* [Written instruction]:
Below are records; count the lines that contain "name" and give only the total.

::: Records shown

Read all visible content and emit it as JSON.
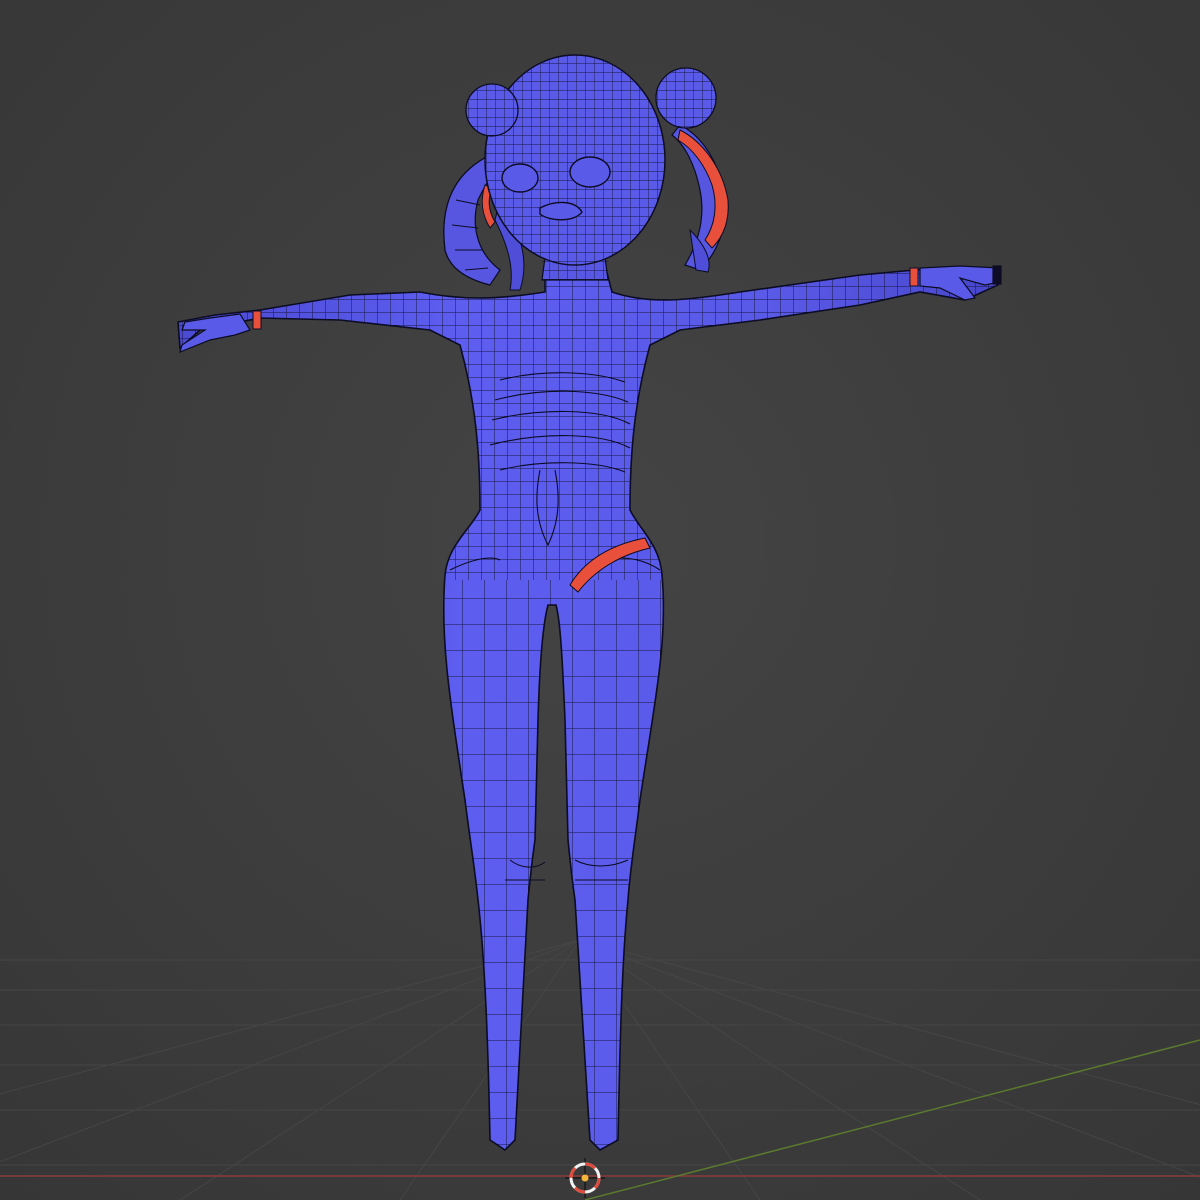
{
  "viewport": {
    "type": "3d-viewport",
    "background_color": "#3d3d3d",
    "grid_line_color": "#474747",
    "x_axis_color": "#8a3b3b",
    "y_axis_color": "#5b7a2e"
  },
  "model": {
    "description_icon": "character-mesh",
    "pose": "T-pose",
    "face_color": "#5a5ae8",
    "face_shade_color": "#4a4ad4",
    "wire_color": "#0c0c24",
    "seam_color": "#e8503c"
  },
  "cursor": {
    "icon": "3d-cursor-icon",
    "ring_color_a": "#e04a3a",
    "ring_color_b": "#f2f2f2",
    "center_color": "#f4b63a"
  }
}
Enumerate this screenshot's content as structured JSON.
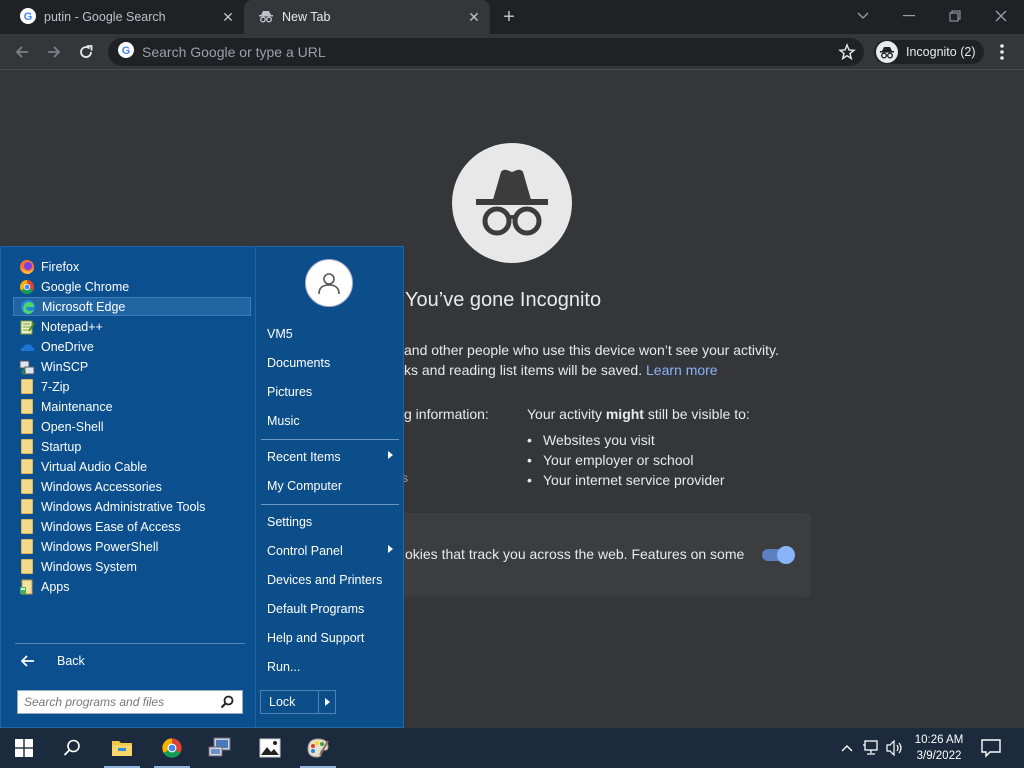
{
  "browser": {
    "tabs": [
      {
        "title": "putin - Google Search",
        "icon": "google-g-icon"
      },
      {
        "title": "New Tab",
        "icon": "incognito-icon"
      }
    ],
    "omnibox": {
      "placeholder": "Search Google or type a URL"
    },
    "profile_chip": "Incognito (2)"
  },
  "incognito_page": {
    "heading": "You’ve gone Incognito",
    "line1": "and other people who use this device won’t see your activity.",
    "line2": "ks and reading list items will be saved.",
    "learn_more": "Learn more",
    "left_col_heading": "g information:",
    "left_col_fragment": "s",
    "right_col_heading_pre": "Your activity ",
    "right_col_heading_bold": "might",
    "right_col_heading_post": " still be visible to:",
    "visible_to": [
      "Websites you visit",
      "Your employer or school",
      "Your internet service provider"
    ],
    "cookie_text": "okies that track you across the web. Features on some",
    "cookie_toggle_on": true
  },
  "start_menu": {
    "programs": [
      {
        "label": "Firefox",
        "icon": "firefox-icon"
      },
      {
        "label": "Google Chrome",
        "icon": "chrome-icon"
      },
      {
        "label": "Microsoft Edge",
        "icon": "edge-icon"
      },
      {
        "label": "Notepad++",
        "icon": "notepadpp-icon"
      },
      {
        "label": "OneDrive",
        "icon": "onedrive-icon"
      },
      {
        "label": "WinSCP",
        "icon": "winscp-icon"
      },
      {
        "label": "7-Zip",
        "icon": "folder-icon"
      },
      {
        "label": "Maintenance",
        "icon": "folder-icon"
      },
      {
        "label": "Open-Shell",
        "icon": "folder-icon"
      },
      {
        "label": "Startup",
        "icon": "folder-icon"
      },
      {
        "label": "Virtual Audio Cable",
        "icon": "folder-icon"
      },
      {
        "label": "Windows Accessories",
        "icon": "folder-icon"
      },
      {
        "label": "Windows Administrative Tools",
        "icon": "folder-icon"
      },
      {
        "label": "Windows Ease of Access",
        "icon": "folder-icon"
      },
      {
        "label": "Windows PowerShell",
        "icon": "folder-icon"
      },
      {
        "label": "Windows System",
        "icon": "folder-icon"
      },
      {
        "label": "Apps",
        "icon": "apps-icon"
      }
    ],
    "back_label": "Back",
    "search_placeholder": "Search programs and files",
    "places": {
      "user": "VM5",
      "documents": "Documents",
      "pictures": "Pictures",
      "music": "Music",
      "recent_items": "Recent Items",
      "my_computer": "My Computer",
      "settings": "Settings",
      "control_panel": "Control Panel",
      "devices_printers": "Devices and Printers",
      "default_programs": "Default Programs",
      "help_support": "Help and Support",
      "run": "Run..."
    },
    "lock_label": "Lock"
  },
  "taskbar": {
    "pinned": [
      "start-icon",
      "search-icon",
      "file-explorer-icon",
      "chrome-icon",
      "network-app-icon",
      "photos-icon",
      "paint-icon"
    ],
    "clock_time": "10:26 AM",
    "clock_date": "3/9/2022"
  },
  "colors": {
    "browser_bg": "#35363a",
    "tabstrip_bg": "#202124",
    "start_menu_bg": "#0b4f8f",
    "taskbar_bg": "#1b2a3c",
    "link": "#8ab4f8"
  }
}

::::::
::: Records shown

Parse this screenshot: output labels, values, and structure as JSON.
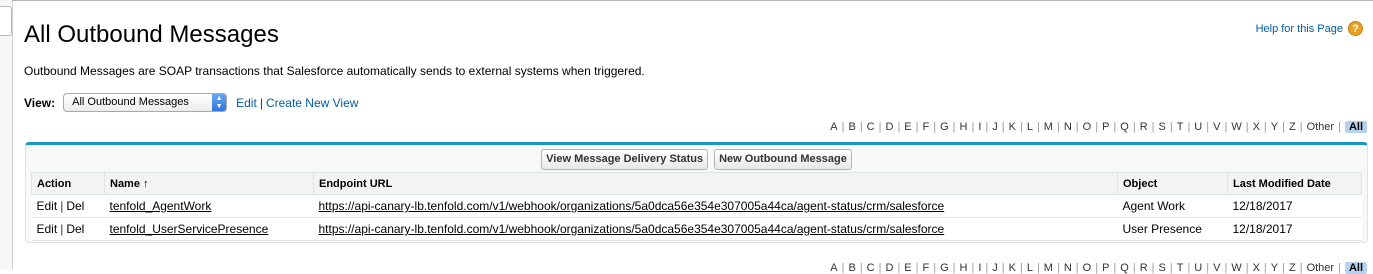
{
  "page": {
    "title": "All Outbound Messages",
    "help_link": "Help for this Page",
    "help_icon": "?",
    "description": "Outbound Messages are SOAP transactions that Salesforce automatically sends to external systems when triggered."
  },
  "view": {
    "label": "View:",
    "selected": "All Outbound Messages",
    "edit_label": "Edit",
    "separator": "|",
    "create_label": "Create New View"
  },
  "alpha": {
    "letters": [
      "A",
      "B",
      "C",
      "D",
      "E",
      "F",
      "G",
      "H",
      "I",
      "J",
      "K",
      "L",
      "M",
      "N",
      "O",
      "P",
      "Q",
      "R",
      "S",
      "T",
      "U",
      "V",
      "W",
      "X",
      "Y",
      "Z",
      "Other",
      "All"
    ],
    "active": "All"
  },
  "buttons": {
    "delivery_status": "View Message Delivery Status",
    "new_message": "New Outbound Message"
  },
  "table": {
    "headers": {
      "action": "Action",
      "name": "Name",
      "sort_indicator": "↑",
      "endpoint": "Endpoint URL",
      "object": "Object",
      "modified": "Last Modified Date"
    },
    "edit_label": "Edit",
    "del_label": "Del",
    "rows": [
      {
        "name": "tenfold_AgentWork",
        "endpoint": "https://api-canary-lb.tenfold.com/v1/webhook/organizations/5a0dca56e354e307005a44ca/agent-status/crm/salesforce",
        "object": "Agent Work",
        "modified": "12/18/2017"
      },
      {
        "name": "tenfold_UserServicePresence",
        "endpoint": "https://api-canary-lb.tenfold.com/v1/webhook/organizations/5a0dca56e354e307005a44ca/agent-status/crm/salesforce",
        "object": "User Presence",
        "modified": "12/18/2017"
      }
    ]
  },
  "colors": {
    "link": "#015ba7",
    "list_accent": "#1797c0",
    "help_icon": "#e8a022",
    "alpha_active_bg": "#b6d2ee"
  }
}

::::::

* [Full response]:
3